Stored data entries:
* * * *

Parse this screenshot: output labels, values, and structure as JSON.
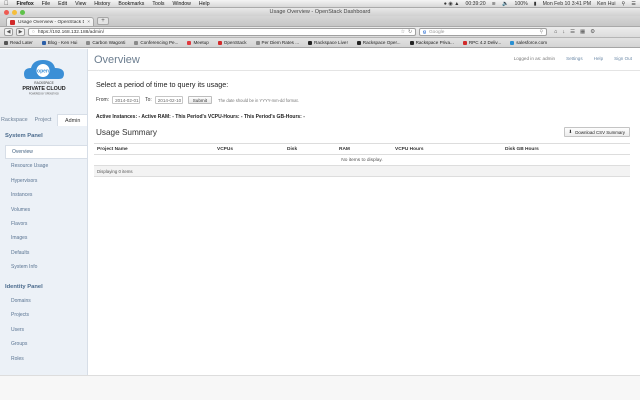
{
  "menubar": {
    "app": "Firefox",
    "items": [
      "File",
      "Edit",
      "View",
      "History",
      "Bookmarks",
      "Tools",
      "Window",
      "Help"
    ],
    "clock_timer": "00:39:20",
    "battery": "100%",
    "datetime": "Mon Feb 10  3:41 PM",
    "user": "Ken Hui"
  },
  "window": {
    "title": "Usage Overview - OpenStack Dashboard"
  },
  "browser": {
    "tab_title": "Usage Overview - OpenStack D...",
    "new_tab": "+",
    "url": "https://192.168.132.188/admin/",
    "search_placeholder": "Google",
    "bookmarks": [
      {
        "label": "Read Later",
        "color": "#555555"
      },
      {
        "label": "Blog - Ken Hui",
        "color": "#2b5fa8"
      },
      {
        "label": "Carbon Wagonti",
        "color": "#8a8a8a"
      },
      {
        "label": "Conferencing Pe...",
        "color": "#8a8a8a"
      },
      {
        "label": "Meetup",
        "color": "#e0393e"
      },
      {
        "label": "OpenStack",
        "color": "#d12a2a"
      },
      {
        "label": "Per Diem Rates ...",
        "color": "#8a8a8a"
      },
      {
        "label": "Rackspace Live!",
        "color": "#222222"
      },
      {
        "label": "Rackspace Oper...",
        "color": "#222222"
      },
      {
        "label": "Rackspace Priva...",
        "color": "#222222"
      },
      {
        "label": "RPC 4.2 Deliv...",
        "color": "#d12a2a"
      },
      {
        "label": "salesforce.com",
        "color": "#2a8fd1"
      }
    ]
  },
  "sidebar": {
    "logo_line1": "RACKSPACE",
    "logo_line2": "PRIVATE CLOUD",
    "logo_line3": "POWERED BY OPENSTACK",
    "tabs": [
      "Rackspace",
      "Project",
      "Admin"
    ],
    "system_panel": "System Panel",
    "system_items": [
      "Overview",
      "Resource Usage",
      "Hypervisors",
      "Instances",
      "Volumes",
      "Flavors",
      "Images",
      "Defaults",
      "System Info"
    ],
    "identity_panel": "Identity Panel",
    "identity_items": [
      "Domains",
      "Projects",
      "Users",
      "Groups",
      "Roles"
    ]
  },
  "header": {
    "title": "Overview",
    "logged_in": "Logged in as: admin",
    "settings": "Settings",
    "help": "Help",
    "sign_out": "Sign Out"
  },
  "query": {
    "heading": "Select a period of time to query its usage:",
    "from_label": "From:",
    "from_value": "2014-02-01",
    "to_label": "To:",
    "to_value": "2014-02-10",
    "submit": "Submit",
    "hint": "The date should be in YYYY-mm-dd format."
  },
  "stats": {
    "text": "Active Instances: - Active RAM: - This Period's VCPU-Hours: - This Period's GB-Hours: -"
  },
  "summary": {
    "heading": "Usage Summary",
    "csv_button": "Download CSV Summary",
    "columns": [
      "Project Name",
      "VCPUs",
      "Disk",
      "RAM",
      "VCPU Hours",
      "Disk GB Hours"
    ],
    "empty": "No items to display.",
    "footer": "Displaying 0 items"
  }
}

* * * *

▶ _Task requirements_: Extract the text of all the records above verbatim, excluding pictures.

▶ _Solution for this task_:
Parse this screenshot: output labels, values, and structure as JSON.
{
  "menubar": {
    "app": "Firefox",
    "items": [
      "File",
      "Edit",
      "View",
      "History",
      "Bookmarks",
      "Tools",
      "Window",
      "Help"
    ],
    "clock_timer": "00:39:20",
    "battery": "100%",
    "datetime": "Mon Feb 10  3:41 PM",
    "user": "Ken Hui"
  },
  "window": {
    "title": "Usage Overview - OpenStack Dashboard"
  },
  "browser": {
    "tab_title": "Usage Overview - OpenStack D...",
    "new_tab": "+",
    "url": "https://192.168.132.188/admin/",
    "search_placeholder": "Google",
    "bookmarks": [
      {
        "label": "Read Later",
        "color": "#555555"
      },
      {
        "label": "Blog - Ken Hui",
        "color": "#2b5fa8"
      },
      {
        "label": "Carbon Wagonti",
        "color": "#8a8a8a"
      },
      {
        "label": "Conferencing Pe...",
        "color": "#8a8a8a"
      },
      {
        "label": "Meetup",
        "color": "#e0393e"
      },
      {
        "label": "OpenStack",
        "color": "#d12a2a"
      },
      {
        "label": "Per Diem Rates ...",
        "color": "#8a8a8a"
      },
      {
        "label": "Rackspace Live!",
        "color": "#222222"
      },
      {
        "label": "Rackspace Oper...",
        "color": "#222222"
      },
      {
        "label": "Rackspace Priva...",
        "color": "#222222"
      },
      {
        "label": "RPC 4.2 Deliv...",
        "color": "#d12a2a"
      },
      {
        "label": "salesforce.com",
        "color": "#2a8fd1"
      }
    ]
  },
  "sidebar": {
    "logo_line1": "RACKSPACE",
    "logo_line2": "PRIVATE CLOUD",
    "logo_line3": "POWERED BY OPENSTACK",
    "tabs": [
      "Rackspace",
      "Project",
      "Admin"
    ],
    "system_panel": "System Panel",
    "system_items": [
      "Overview",
      "Resource Usage",
      "Hypervisors",
      "Instances",
      "Volumes",
      "Flavors",
      "Images",
      "Defaults",
      "System Info"
    ],
    "identity_panel": "Identity Panel",
    "identity_items": [
      "Domains",
      "Projects",
      "Users",
      "Groups",
      "Roles"
    ]
  },
  "header": {
    "title": "Overview",
    "logged_in": "Logged in as: admin",
    "settings": "Settings",
    "help": "Help",
    "sign_out": "Sign Out"
  },
  "query": {
    "heading": "Select a period of time to query its usage:",
    "from_label": "From:",
    "from_value": "2014-02-01",
    "to_label": "To:",
    "to_value": "2014-02-10",
    "submit": "Submit",
    "hint": "The date should be in YYYY-mm-dd format."
  },
  "stats": {
    "text": "Active Instances: - Active RAM: - This Period's VCPU-Hours: - This Period's GB-Hours: -"
  },
  "summary": {
    "heading": "Usage Summary",
    "csv_button": "Download CSV Summary",
    "columns": [
      "Project Name",
      "VCPUs",
      "Disk",
      "RAM",
      "VCPU Hours",
      "Disk GB Hours"
    ],
    "empty": "No items to display.",
    "footer": "Displaying 0 items"
  }
}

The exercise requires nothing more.